• [DOCUMENT EXCERPT]:
⁂

The House for an Art Lover is an arts and cultural centre in Glasgow, Scotland. The building was constructed between 1989 and 1996 based on a 1901 Art Nouveau house design by Charles Rennie Mackintosh and his wife, Margaret MacDonald. The house is situated in Glasgow's Bellahouston Park and sits east of the site of the Festival Tower of the Empire Exhibition, Scotland of 1938.

The idea to actually build the house from the Mackintoshs' designs came from Graham Roxburgh, a civil engineer in Glasgow who had done refurbishment work on the Mackintosh interiors in Craigie Hall. The house is a prominent example of the Modern Style. It serves as a venue for art exhibitions and other events, as well as being itself a visitor attraction.

History
The house was originally designed for a competition for an architectural design for a "Haus eines Kunstfreundes" (Art Lover's House), set by the German design magazine Zeitschrift für Innendekoration. Despite disqualification due to late entry and unfinished sketches, the portfolio was awarded a prize for its "pronounced personal quality, novel and austere form and the uniform configuration of interior and exterior".

Construction began in 1989 and the house was finally opened to the public in 1996. When a recession occurred in the early 1990s, construction had to stop. In 1994, the Glasgow City Council and the Glasgow School of Art (GSA) revived the project so that the interior rooms and landscape could be completed.  Mackintosh's original designs were interpreted and realised by John Kane and Graeme Robertson (up to 1990) under Andy MacMillan, with contributions by many contemporary artists. Original portfolio designs are displayed in each room to allow comparisons.

The House for an Art Lover is owned by a charitable company of the same name "whose primary purpose is the stimulation of public interest in Art, Design & Architecture. Its remit includes the development of visual art exhibitions by some of Scotland's leading artists and designers in the Cafe Gallery with a related gallery education programme for children and adults." The house also includes shops and a cafe, and functions as a venue for conferences and other types of event.

Design and construction

As with all of Mackintosh's works, the House is designed to be viewed as a whole. His work incorporated multiple styles and is a compilation of opposites. Inside the house traditional Victorian designs are juxtaposed with modern concepts, and displays the blending of masculine and feminine, natural forms with abstract thought, or simple concepts with complex designs. Mackintosh emphasized a need for architects and designers to be given greater freedom when expressing their ideas; and, this ability to create an independent design is visible in the structure and layout of the House for an Art Lover.

⁂

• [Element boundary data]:
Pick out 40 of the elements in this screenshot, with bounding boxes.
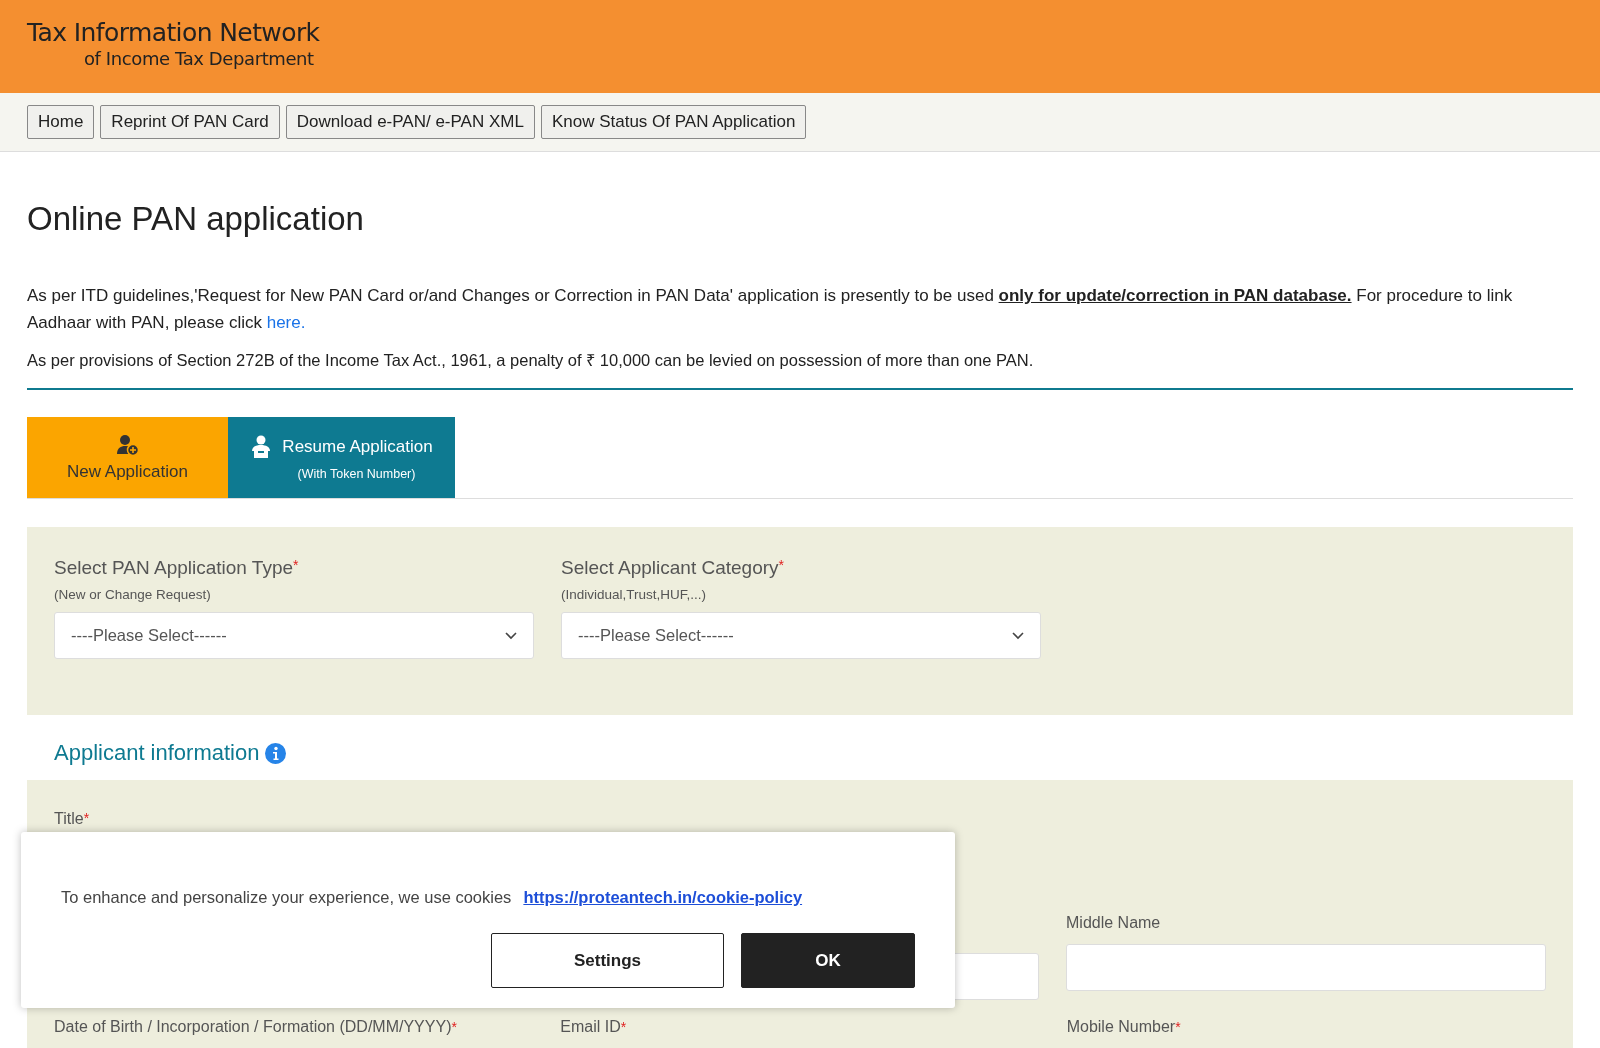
nav-button[interactable]: Know Status Of PAN Application xyxy=(540,105,807,139)
required-mark: * xyxy=(1175,1019,1181,1035)
site-subtitle: of Income Tax Department xyxy=(84,48,314,69)
input-field[interactable] xyxy=(1066,944,1546,991)
required-mark: * xyxy=(83,810,90,826)
user-box-icon xyxy=(250,434,273,459)
required-mark: * xyxy=(778,557,785,573)
chevron-down-icon xyxy=(1012,631,1024,640)
field-label: Mobile Number xyxy=(1066,1018,1176,1035)
penalty-text: As per provisions of Section 272B of the Income Tax Act., 1961, a penalty of ₹ 10,000 can be levied on possession of more than one PAN. xyxy=(27,350,1034,371)
required-mark: * xyxy=(293,557,299,573)
required-mark: * xyxy=(451,1019,457,1035)
field-hint: (Individual,Trust,HUF,...) xyxy=(561,587,707,602)
info-icon[interactable] xyxy=(265,742,287,764)
field-hint: (New or Change Request) xyxy=(54,587,211,602)
notice-text: As per ITD guidelines,'Request for New PAN Card or/and Changes or Correction in PAN Data' application is presently to be used only for update/correction in PAN database. For procedure to link Aadhaar with PAN, please click here. xyxy=(27,285,1514,334)
cookie-policy-link[interactable]: https://proteantech.in/cookie-policy xyxy=(523,888,803,907)
ok-button[interactable]: OK xyxy=(741,933,915,988)
required-mark: * xyxy=(620,1019,627,1035)
settings-button[interactable]: Settings xyxy=(491,933,724,988)
here-link[interactable]: here. xyxy=(266,313,306,332)
nav-button[interactable]: Reprint Of PAN Card xyxy=(100,105,280,139)
application-tab[interactable]: New Application xyxy=(27,417,228,498)
cookie-text: To enhance and personalize your experience, we use cookies xyxy=(61,888,512,907)
application-tab[interactable]: Resume Application (With Token Number) xyxy=(228,417,455,498)
field-label: Date of Birth / Incorporation / Formation (DD/MM/YYYY) xyxy=(54,1018,452,1035)
field-label: Select Applicant Category xyxy=(561,557,779,578)
field-label: Title xyxy=(54,810,84,827)
nav-button[interactable]: Home xyxy=(27,105,95,139)
field-label: Select PAN Application Type xyxy=(54,557,294,578)
field-label: Middle Name xyxy=(1066,914,1161,931)
site-title: Tax Information Network xyxy=(27,18,320,47)
select-field[interactable]: ----Please Select------ xyxy=(54,612,534,659)
section-heading: Applicant information xyxy=(54,740,260,766)
page-title: Online PAN application xyxy=(27,200,364,238)
select-field[interactable]: ----Please Select------ xyxy=(561,612,1041,659)
field-label: Email ID xyxy=(560,1018,621,1035)
nav-button[interactable]: Download e-PAN/ e-PAN XML xyxy=(285,105,535,139)
chevron-down-icon xyxy=(505,631,517,640)
user-add-icon xyxy=(116,433,139,456)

⁂

• [GOAL]: Continue the article on the House for an Art Lover in Glasgow, beginning after its final sentence.

• [ANSWER TO THIS EXERCISE]:
While the House certainly does reflect the Mackintosh style, the building is a construction based on drafts produced in 1901. It is not uncommon for architects and designers to be revising and redesigning their work until the last minute. When Mackintosh worked on the GSA, the construction was divided into two parts. From 1897 to 1899, the funding was available to complete the central and eastern sections of the building. It was not until 1907 that there was funding to complete the western wing. During the period of waiting, Mackintosh continually revised his designs for the building. As a result, the western wing is distinctly different from those completed in 1899, having a decidedly 20th-century appearance. Given his history of altering his designs during construction, it is entirely possible that Mackintosh would have made numerous changes to his drafts during the construction of the House for an Art Lover. It is for this reason that buildings constructed posthumously are often a point of contention. Many feel that there is not enough information in the designs to construct a building that reflects the architect's intent.

With this under consideration, the current House must be viewed as an interpretation of the Mackintoshes’ original designs. The Mackintoshes were designing a residential house. The current House was constructed with commercial purposes in mind. The House was built to highlight the Bellahouston Art Park, and it is currently used to house banquets, hold conferences, and exhibit artwork. Inside there is a cafe and gift shop. Clearly with the change of intent came a change of structure. Mackintosh would not have been designing for the inclusion of a cafe and gallery, so the appearance would have been different. The House is still authentic in that the original designs were used, but many in the arts community want it made clear that the house itself is not an original Mackintosh.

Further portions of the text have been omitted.